- [Given problem]:
Each line containing the word "Random" needs to be copied.

Begin

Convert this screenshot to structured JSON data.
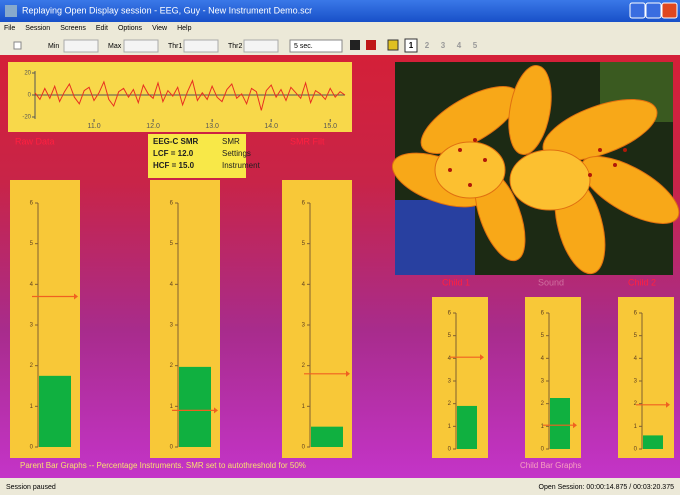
{
  "window": {
    "title": "Replaying Open Display session - EEG, Guy - New Instrument Demo.scr",
    "menu": [
      "File",
      "Session",
      "Screens",
      "Edit",
      "Options",
      "View",
      "Help"
    ],
    "toolbar": {
      "labels": [
        "Min",
        "Max",
        "Thr1",
        "Thr2"
      ],
      "duration": "5 sec.",
      "screens": [
        "1",
        "2",
        "3",
        "4",
        "5"
      ]
    }
  },
  "trace": {
    "values": [
      2,
      -4,
      6,
      -3,
      8,
      -6,
      3,
      10,
      -2,
      -8,
      4,
      7,
      -5,
      2,
      12,
      -4,
      -10,
      3,
      6,
      -2,
      5,
      -7,
      9,
      1,
      -3,
      11,
      -6,
      4,
      -1,
      7,
      -9,
      3,
      13,
      -5,
      2,
      -4,
      8,
      -2,
      -6,
      5,
      10,
      -3,
      1,
      -8,
      6,
      3,
      -14,
      4,
      9,
      -2,
      5,
      -5,
      7,
      2,
      -3,
      11,
      -7,
      4,
      1,
      -4,
      6,
      -2,
      3,
      0
    ],
    "xlim": [
      10.0,
      15.25
    ],
    "ylim": [
      -20,
      20
    ],
    "xticks": [
      {
        "value": 11,
        "label": "11.0"
      },
      {
        "value": 12,
        "label": "12.0"
      },
      {
        "value": 13,
        "label": "13.0"
      },
      {
        "value": 14,
        "label": "14.0"
      },
      {
        "value": 15,
        "label": "15.0"
      }
    ],
    "yticks": [
      20,
      0,
      -20
    ],
    "color": "#e83020"
  },
  "labels": {
    "left": "Raw Data",
    "right": "SMR Filt",
    "photo": [
      "Child 1",
      "Sound",
      "Child 2"
    ]
  },
  "info": {
    "rows": [
      [
        "EEG-C SMR",
        "SMR"
      ],
      [
        "LCF = 12.0",
        "Settings"
      ],
      [
        "HCF = 15.0",
        "Instrument"
      ]
    ]
  },
  "scale": {
    "ylim": [
      0,
      6
    ],
    "yticks": [
      0,
      1,
      2,
      3,
      4,
      5,
      6
    ]
  },
  "parent_bars": [
    {
      "value": 1.75,
      "threshold": 3.7
    },
    {
      "value": 1.97,
      "threshold": 0.9
    },
    {
      "value": 0.5,
      "threshold": 1.8
    }
  ],
  "child_bars": [
    {
      "value": 1.9,
      "threshold": 4.05
    },
    {
      "value": 2.25,
      "threshold": 1.05
    },
    {
      "value": 0.6,
      "threshold": 1.95
    }
  ],
  "bar_color": "#10b040",
  "threshold_color": "#f06020",
  "captions": {
    "parent": "Parent Bar Graphs -- Percentage Instruments. SMR set to autothreshold for 50%",
    "child": "Child Bar Graphs"
  },
  "status": {
    "left": "Session paused",
    "right": "Open Session: 00:00:14.875 / 00:03:20.375"
  }
}
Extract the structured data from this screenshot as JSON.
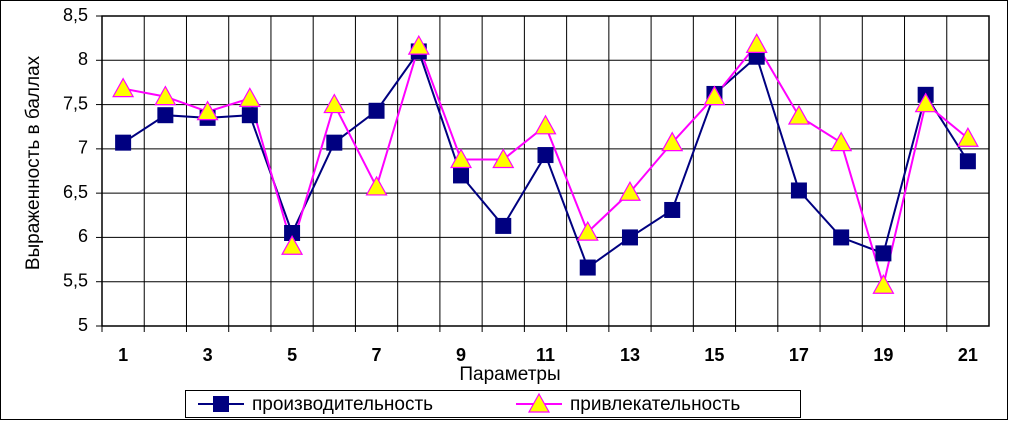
{
  "chart_data": {
    "type": "line",
    "x_label": "Параметры",
    "y_label": "Выраженность в баллах",
    "categories": [
      "1",
      null,
      "3",
      null,
      "5",
      null,
      "7",
      null,
      "9",
      null,
      "11",
      null,
      "13",
      null,
      "15",
      null,
      "17",
      null,
      "19",
      null,
      "21"
    ],
    "series": [
      {
        "name": "производительность",
        "color": "#000080",
        "marker": "square",
        "values": [
          7.07,
          7.38,
          7.35,
          7.38,
          6.05,
          7.07,
          7.43,
          8.1,
          6.7,
          6.13,
          6.93,
          5.66,
          6.0,
          6.31,
          7.62,
          8.04,
          6.53,
          6.0,
          5.82,
          7.61,
          6.86
        ]
      },
      {
        "name": "привлекательность",
        "color": "#ff00ff",
        "marker": "triangle",
        "marker_fill": "#ffff00",
        "values": [
          7.68,
          7.59,
          7.42,
          7.57,
          5.9,
          7.5,
          6.57,
          8.16,
          6.88,
          6.88,
          7.26,
          6.06,
          6.51,
          7.07,
          7.59,
          8.18,
          7.37,
          7.07,
          5.46,
          7.51,
          7.12
        ]
      }
    ],
    "ylim": [
      5,
      8.5
    ],
    "yticks": [
      5,
      {
        "value": 5.5,
        "label": "5,5"
      },
      6,
      {
        "value": 6.5,
        "label": "6,5"
      },
      7,
      {
        "value": 7.5,
        "label": "7,5"
      },
      8,
      {
        "value": 8.5,
        "label": "8,5"
      }
    ],
    "grid": true,
    "legend": "bottom"
  }
}
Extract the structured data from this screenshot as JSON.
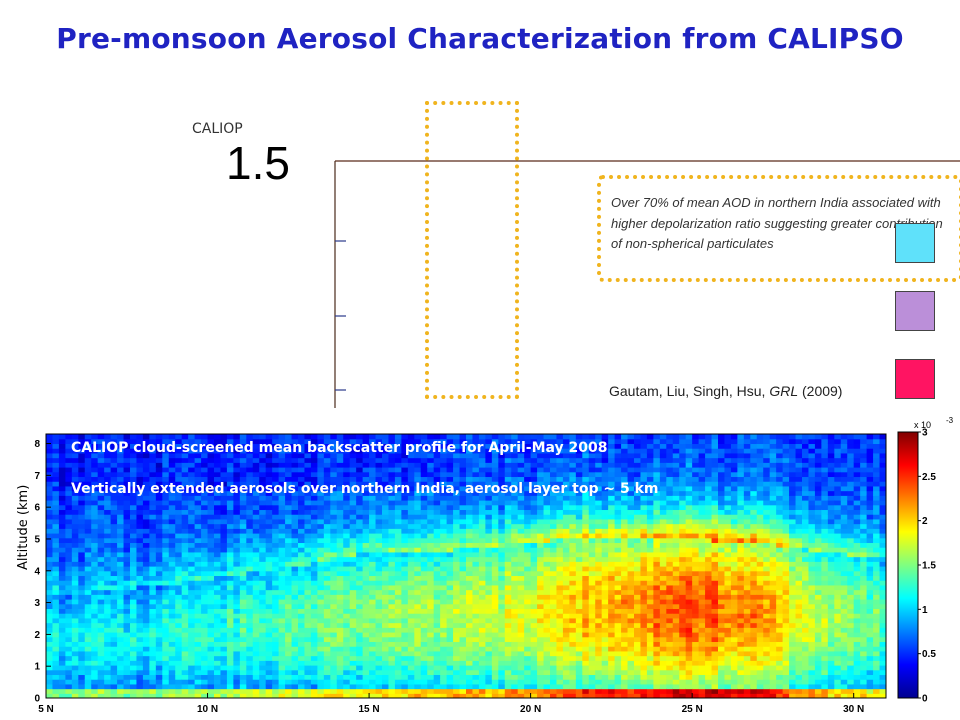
{
  "slide": {
    "title": "Pre-monsoon Aerosol Characterization from CALIPSO",
    "caliop_label": "CALIOP",
    "aod_axis_top_tick": "1.5",
    "callout_text": "Over 70% of mean AOD in northern India associated with higher depolarization ratio suggesting greater contribution of non-spherical particulates",
    "citation_authors": "Gautam, Liu, Singh, Hsu,",
    "citation_journal": "GRL",
    "citation_year": "(2009)",
    "legend_swatch_colors": [
      "#5fe1fa",
      "#bb8fd9",
      "#ff1462"
    ],
    "highlight_color": "#f0b41e"
  },
  "chart_data": {
    "type": "heatmap",
    "title": "CALIOP cloud-screened mean backscatter profile for April-May 2008",
    "subtitle": "Vertically extended aerosols over northern India, aerosol layer top ~ 5 km",
    "xlabel": "",
    "ylabel": "Altitude (km)",
    "x_ticks": [
      "5 N",
      "10 N",
      "15 N",
      "20 N",
      "25 N",
      "30 N"
    ],
    "x_tick_values": [
      5,
      10,
      15,
      20,
      25,
      30
    ],
    "xlim": [
      5,
      31
    ],
    "y_ticks": [
      "0",
      "1",
      "2",
      "3",
      "4",
      "5",
      "6",
      "7",
      "8"
    ],
    "ylim": [
      0,
      8.3
    ],
    "colorbar": {
      "ticks": [
        "0",
        "0.5",
        "1",
        "1.5",
        "2",
        "2.5",
        "3"
      ],
      "tick_values": [
        0,
        0.5,
        1,
        1.5,
        2,
        2.5,
        3
      ],
      "multiplier": "x 10",
      "exponent": "-3",
      "range": [
        0,
        3
      ],
      "colormap": "jet"
    },
    "approx_field": {
      "latitude": [
        5,
        7,
        9,
        11,
        13,
        15,
        17,
        19,
        21,
        23,
        25,
        27,
        29,
        31
      ],
      "aerosol_layer_top_km": [
        3.2,
        3.4,
        3.6,
        3.9,
        4.2,
        4.6,
        4.6,
        4.8,
        5.0,
        5.0,
        5.0,
        4.9,
        4.6,
        4.4
      ],
      "peak_backscatter_e-3": [
        1.1,
        1.1,
        1.2,
        1.3,
        1.4,
        1.5,
        1.6,
        1.7,
        2.0,
        2.2,
        2.4,
        2.2,
        1.7,
        1.4
      ]
    }
  }
}
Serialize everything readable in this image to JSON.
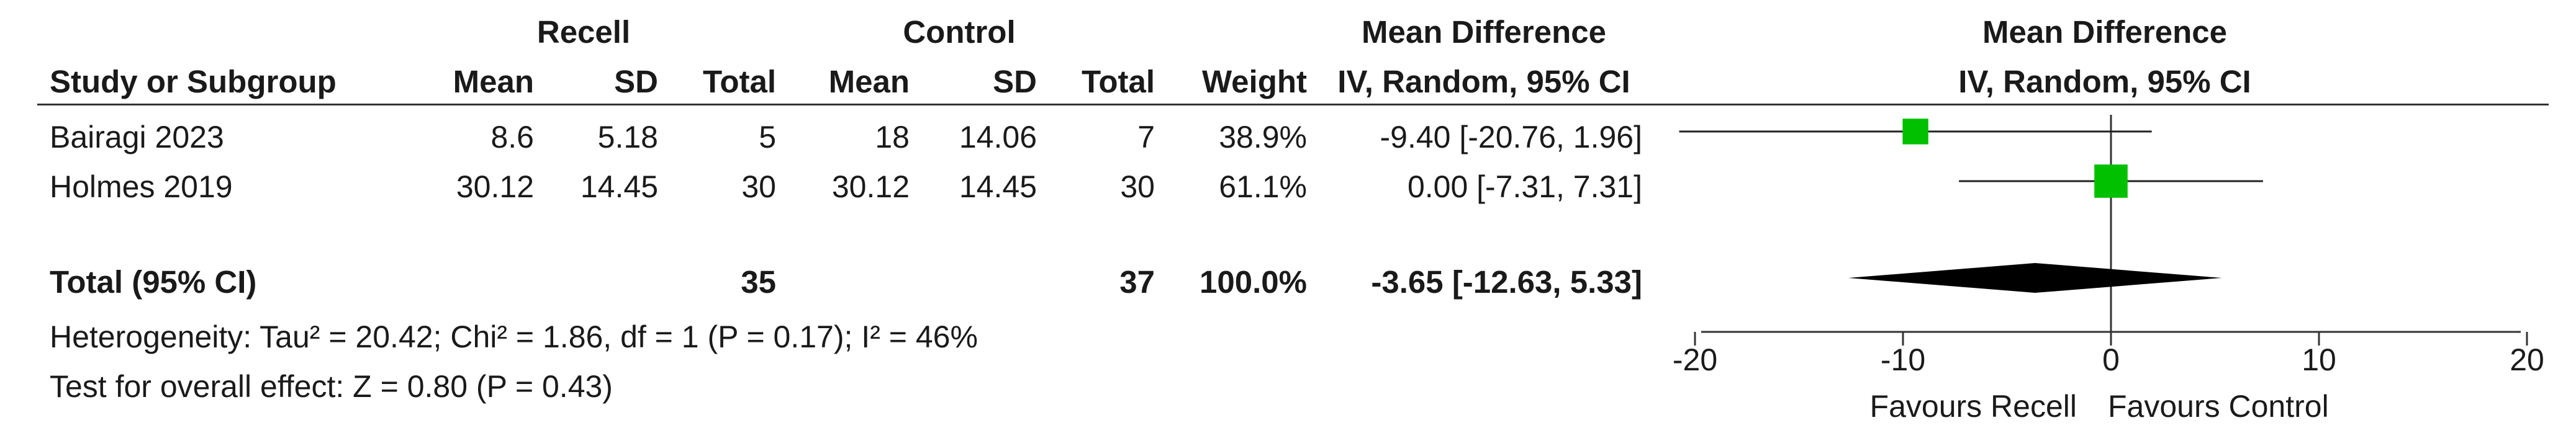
{
  "header": {
    "group_recell": "Recell",
    "group_control": "Control",
    "mean_difference": "Mean Difference",
    "study_col": "Study or Subgroup",
    "mean": "Mean",
    "sd": "SD",
    "total": "Total",
    "weight": "Weight",
    "method": "IV, Random, 95% CI",
    "plot_title": "Mean Difference",
    "plot_method": "IV, Random, 95% CI"
  },
  "studies": [
    {
      "name": "Bairagi 2023",
      "recell_mean": "8.6",
      "recell_sd": "5.18",
      "recell_total": "5",
      "control_mean": "18",
      "control_sd": "14.06",
      "control_total": "7",
      "weight": "38.9%",
      "ci_text": "-9.40 [-20.76, 1.96]"
    },
    {
      "name": "Holmes 2019",
      "recell_mean": "30.12",
      "recell_sd": "14.45",
      "recell_total": "30",
      "control_mean": "30.12",
      "control_sd": "14.45",
      "control_total": "30",
      "weight": "61.1%",
      "ci_text": "0.00 [-7.31, 7.31]"
    }
  ],
  "total_row": {
    "label": "Total (95% CI)",
    "recell_total": "35",
    "control_total": "37",
    "weight": "100.0%",
    "ci_text": "-3.65 [-12.63, 5.33]"
  },
  "footer": {
    "heterogeneity": "Heterogeneity: Tau² = 20.42; Chi² = 1.86, df = 1 (P = 0.17); I² = 46%",
    "overall": "Test for overall effect: Z = 0.80 (P = 0.43)"
  },
  "axis": {
    "ticks": [
      "-20",
      "-10",
      "0",
      "10",
      "20"
    ],
    "favours_left": "Favours Recell",
    "favours_right": "Favours Control"
  },
  "colors": {
    "study_marker": "#00c000",
    "summary_diamond": "#000000",
    "text": "#1a1a1a"
  },
  "chart_data": {
    "type": "forest",
    "x_axis_ticks": [
      -20,
      -10,
      0,
      10,
      20
    ],
    "study_estimates": [
      {
        "study": "Bairagi 2023",
        "mean_difference": -9.4,
        "ci_low": -20.76,
        "ci_high": 1.96,
        "weight": 38.9
      },
      {
        "study": "Holmes 2019",
        "mean_difference": 0.0,
        "ci_low": -7.31,
        "ci_high": 7.31,
        "weight": 61.1
      }
    ],
    "pooled": {
      "mean_difference": -3.65,
      "ci_low": -12.63,
      "ci_high": 5.33
    }
  }
}
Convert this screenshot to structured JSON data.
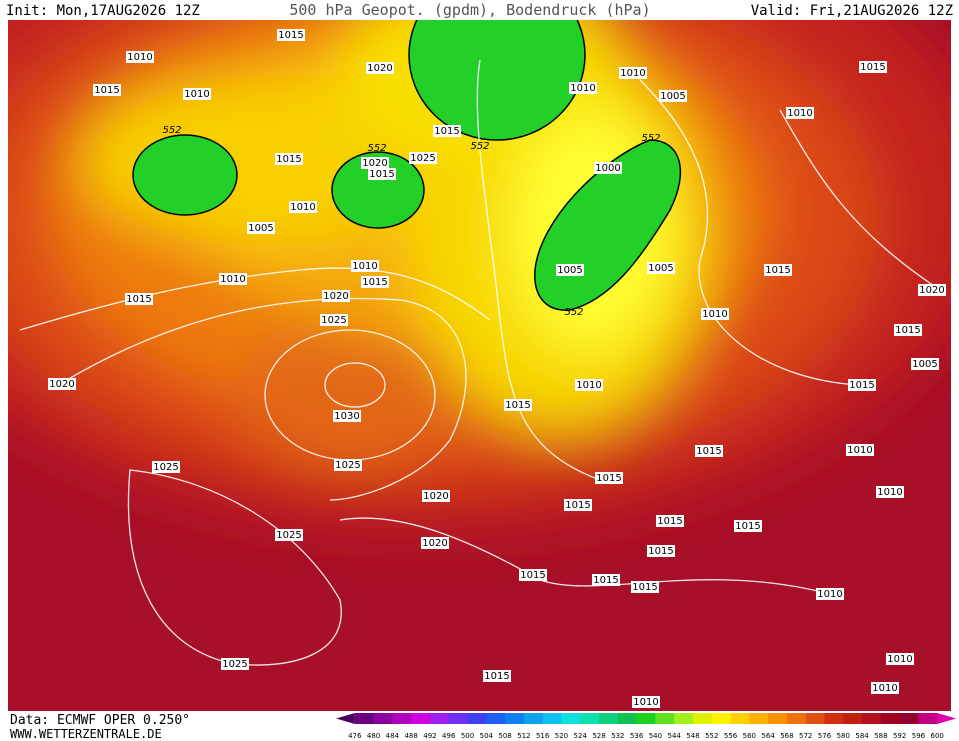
{
  "header": {
    "init": "Init: Mon,17AUG2026 12Z",
    "title": "500 hPa Geopot. (gpdm), Bodendruck (hPa)",
    "valid": "Valid: Fri,21AUG2026 12Z"
  },
  "footer": {
    "source": "Data: ECMWF OPER 0.250°",
    "site": "WWW.WETTERZENTRALE.DE"
  },
  "colorbar": {
    "labels": [
      "476",
      "480",
      "484",
      "488",
      "492",
      "496",
      "500",
      "504",
      "508",
      "512",
      "516",
      "520",
      "524",
      "528",
      "532",
      "536",
      "540",
      "544",
      "548",
      "552",
      "556",
      "560",
      "564",
      "568",
      "572",
      "576",
      "580",
      "584",
      "588",
      "592",
      "596",
      "600"
    ],
    "colors": [
      "#4a0060",
      "#6a0080",
      "#8a00a0",
      "#b000c0",
      "#d000e0",
      "#a020f0",
      "#7030f0",
      "#4040f0",
      "#2060f0",
      "#1080f0",
      "#10a0f0",
      "#10c0f0",
      "#10e0e0",
      "#10e0b0",
      "#10d080",
      "#10c050",
      "#20d020",
      "#60e020",
      "#a0f020",
      "#e0f000",
      "#fff000",
      "#ffd000",
      "#ffb000",
      "#ff9000",
      "#f07010",
      "#e05010",
      "#d03010",
      "#c02010",
      "#b01020",
      "#a00020",
      "#900030",
      "#c00080",
      "#e000b0"
    ]
  },
  "isobar_labels": [
    "1015",
    "1010",
    "1020",
    "1015",
    "1010",
    "1010",
    "1010",
    "1005",
    "1015",
    "1010",
    "552",
    "552",
    "1015",
    "552",
    "552",
    "1015",
    "1020",
    "1025",
    "1015",
    "1000",
    "1010",
    "1005",
    "1005",
    "1005",
    "1015",
    "1010",
    "1010",
    "1015",
    "1015",
    "1020",
    "1025",
    "552",
    "1010",
    "1020",
    "1015",
    "1005",
    "1020",
    "1010",
    "1015",
    "1030",
    "1015",
    "1010",
    "1015",
    "1025",
    "1025",
    "1015",
    "1010",
    "1020",
    "1015",
    "1015",
    "1015",
    "1025",
    "1020",
    "1015",
    "1015",
    "1015",
    "1015",
    "1010",
    "1025",
    "1010",
    "1015",
    "1010",
    "1010"
  ]
}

End

- [Exercise response]:
    "method": "IV, Random, 95% CI",
    "plot_method": "IV, Random, 95% CI"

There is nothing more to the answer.